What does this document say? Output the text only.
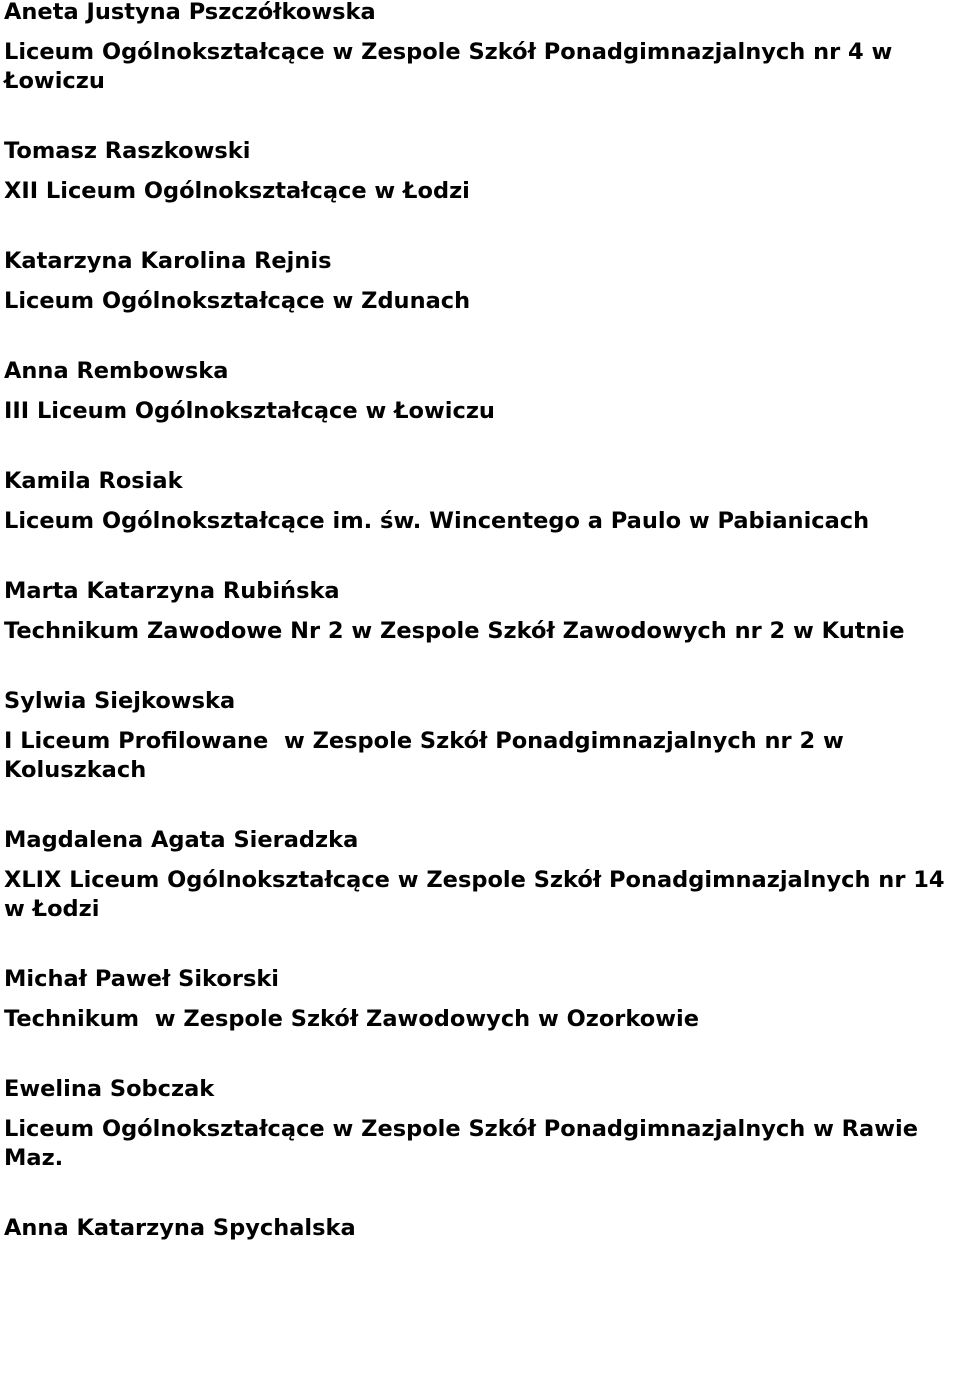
Aneta Justyna Pszczółkowska
Liceum Ogólnokształcące w Zespole Szkół Ponadgimnazjalnych nr 4 w Łowiczu
Tomasz Raszkowski
XII Liceum Ogólnokształcące w Łodzi
Katarzyna Karolina Rejnis
Liceum Ogólnokształcące w Zdunach
Anna Rembowska
III Liceum Ogólnokształcące w Łowiczu
Kamila Rosiak
Liceum Ogólnokształcące im. św. Wincentego a Paulo w Pabianicach
Marta Katarzyna Rubińska
Technikum Zawodowe Nr 2 w Zespole Szkół Zawodowych nr 2 w Kutnie
Sylwia Siejkowska
I Liceum Profilowane  w Zespole Szkół Ponadgimnazjalnych nr 2 w Koluszkach
Magdalena Agata Sieradzka
XLIX Liceum Ogólnokształcące w Zespole Szkół Ponadgimnazjalnych nr 14 w Łodzi
Michał Paweł Sikorski
Technikum  w Zespole Szkół Zawodowych w Ozorkowie
Ewelina Sobczak
Liceum Ogólnokształcące w Zespole Szkół Ponadgimnazjalnych w Rawie Maz.
Anna Katarzyna Spychalska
┄┄┄┄┄┄┄┄┄┄┄┄┄┄┄┄┄┄┄┄
## GOAL
Copy out all the data without changing anything, and drop the pictures.

## REPLY
What does this document say? Output the text only.
Aneta Justyna Pszczółkowska
Liceum Ogólnokształcące w Zespole Szkół Ponadgimnazjalnych nr 4 w Łowiczu
Tomasz Raszkowski
XII Liceum Ogólnokształcące w Łodzi
Katarzyna Karolina Rejnis
Liceum Ogólnokształcące w Zdunach
Anna Rembowska
III Liceum Ogólnokształcące w Łowiczu
Kamila Rosiak
Liceum Ogólnokształcące im. św. Wincentego a Paulo w Pabianicach
Marta Katarzyna Rubińska
Technikum Zawodowe Nr 2 w Zespole Szkół Zawodowych nr 2 w Kutnie
Sylwia Siejkowska
I Liceum Profilowane  w Zespole Szkół Ponadgimnazjalnych nr 2 w Koluszkach
Magdalena Agata Sieradzka
XLIX Liceum Ogólnokształcące w Zespole Szkół Ponadgimnazjalnych nr 14 w Łodzi
Michał Paweł Sikorski
Technikum  w Zespole Szkół Zawodowych w Ozorkowie
Ewelina Sobczak
Liceum Ogólnokształcące w Zespole Szkół Ponadgimnazjalnych w Rawie Maz.
Anna Katarzyna Spychalska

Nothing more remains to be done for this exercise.